**Exercise:** Copy each line in which the string "sAFfgvBTBp" occurs.

Data items:
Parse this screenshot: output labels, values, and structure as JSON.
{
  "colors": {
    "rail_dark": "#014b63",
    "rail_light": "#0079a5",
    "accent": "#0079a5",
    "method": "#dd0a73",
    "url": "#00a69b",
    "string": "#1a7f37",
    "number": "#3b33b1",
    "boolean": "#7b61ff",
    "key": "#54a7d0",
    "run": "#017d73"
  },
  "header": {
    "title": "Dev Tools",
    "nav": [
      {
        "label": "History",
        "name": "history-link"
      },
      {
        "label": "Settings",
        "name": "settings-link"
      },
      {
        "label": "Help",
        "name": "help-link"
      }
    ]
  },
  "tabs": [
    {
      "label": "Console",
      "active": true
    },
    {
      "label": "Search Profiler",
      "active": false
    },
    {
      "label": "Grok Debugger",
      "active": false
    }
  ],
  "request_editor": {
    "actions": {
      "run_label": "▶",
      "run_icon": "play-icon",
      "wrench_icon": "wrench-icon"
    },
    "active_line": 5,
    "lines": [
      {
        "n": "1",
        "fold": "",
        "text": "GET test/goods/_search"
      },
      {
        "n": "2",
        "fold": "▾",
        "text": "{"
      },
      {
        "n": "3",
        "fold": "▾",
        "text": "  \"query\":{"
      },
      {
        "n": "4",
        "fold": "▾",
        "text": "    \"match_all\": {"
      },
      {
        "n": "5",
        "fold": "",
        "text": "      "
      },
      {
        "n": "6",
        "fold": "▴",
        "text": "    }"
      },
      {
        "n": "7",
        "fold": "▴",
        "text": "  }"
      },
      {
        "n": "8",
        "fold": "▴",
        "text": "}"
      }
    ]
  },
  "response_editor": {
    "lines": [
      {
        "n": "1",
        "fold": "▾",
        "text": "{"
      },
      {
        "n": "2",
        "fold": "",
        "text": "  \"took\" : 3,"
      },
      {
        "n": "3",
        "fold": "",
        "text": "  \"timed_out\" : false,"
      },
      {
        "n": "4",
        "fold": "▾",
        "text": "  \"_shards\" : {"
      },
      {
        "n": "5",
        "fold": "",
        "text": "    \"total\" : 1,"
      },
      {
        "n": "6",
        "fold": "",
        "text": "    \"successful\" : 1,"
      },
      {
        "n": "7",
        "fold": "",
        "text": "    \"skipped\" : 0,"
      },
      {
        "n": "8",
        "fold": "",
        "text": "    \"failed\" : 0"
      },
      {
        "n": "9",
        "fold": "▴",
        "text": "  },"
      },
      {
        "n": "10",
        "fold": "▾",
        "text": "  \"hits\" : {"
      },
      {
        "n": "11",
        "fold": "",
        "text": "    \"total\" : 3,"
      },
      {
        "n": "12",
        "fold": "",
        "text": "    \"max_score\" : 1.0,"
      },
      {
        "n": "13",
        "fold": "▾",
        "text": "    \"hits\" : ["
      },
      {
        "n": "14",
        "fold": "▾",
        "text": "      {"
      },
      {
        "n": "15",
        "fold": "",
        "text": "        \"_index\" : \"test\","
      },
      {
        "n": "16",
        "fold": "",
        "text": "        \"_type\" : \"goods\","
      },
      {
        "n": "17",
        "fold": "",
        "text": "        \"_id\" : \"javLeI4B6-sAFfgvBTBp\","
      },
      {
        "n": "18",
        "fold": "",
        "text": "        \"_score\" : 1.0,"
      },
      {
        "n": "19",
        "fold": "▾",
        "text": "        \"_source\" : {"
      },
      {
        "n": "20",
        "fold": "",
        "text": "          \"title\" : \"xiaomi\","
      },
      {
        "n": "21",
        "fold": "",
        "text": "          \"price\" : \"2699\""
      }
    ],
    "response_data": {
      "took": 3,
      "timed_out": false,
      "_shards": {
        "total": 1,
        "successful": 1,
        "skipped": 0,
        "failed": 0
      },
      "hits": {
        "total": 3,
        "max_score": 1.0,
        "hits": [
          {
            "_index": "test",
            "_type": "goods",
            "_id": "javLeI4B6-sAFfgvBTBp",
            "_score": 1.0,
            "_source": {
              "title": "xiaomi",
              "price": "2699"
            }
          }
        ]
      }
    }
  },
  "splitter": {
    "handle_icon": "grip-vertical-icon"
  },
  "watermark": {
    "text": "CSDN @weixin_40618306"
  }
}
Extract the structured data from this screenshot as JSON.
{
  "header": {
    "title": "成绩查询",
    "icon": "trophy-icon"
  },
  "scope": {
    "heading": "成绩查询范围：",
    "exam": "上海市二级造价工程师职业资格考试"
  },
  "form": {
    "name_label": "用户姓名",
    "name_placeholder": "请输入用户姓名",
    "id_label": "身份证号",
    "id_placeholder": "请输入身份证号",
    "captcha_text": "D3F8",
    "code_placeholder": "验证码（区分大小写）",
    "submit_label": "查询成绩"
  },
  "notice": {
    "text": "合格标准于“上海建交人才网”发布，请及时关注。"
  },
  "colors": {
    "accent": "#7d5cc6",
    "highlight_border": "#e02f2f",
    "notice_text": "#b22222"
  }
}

**Task response:**
        "text": "        \"_id\" : \"javLeI4B6-sAFfgvBTBp\","
            "_id": "javLeI4B6-sAFfgvBTBp",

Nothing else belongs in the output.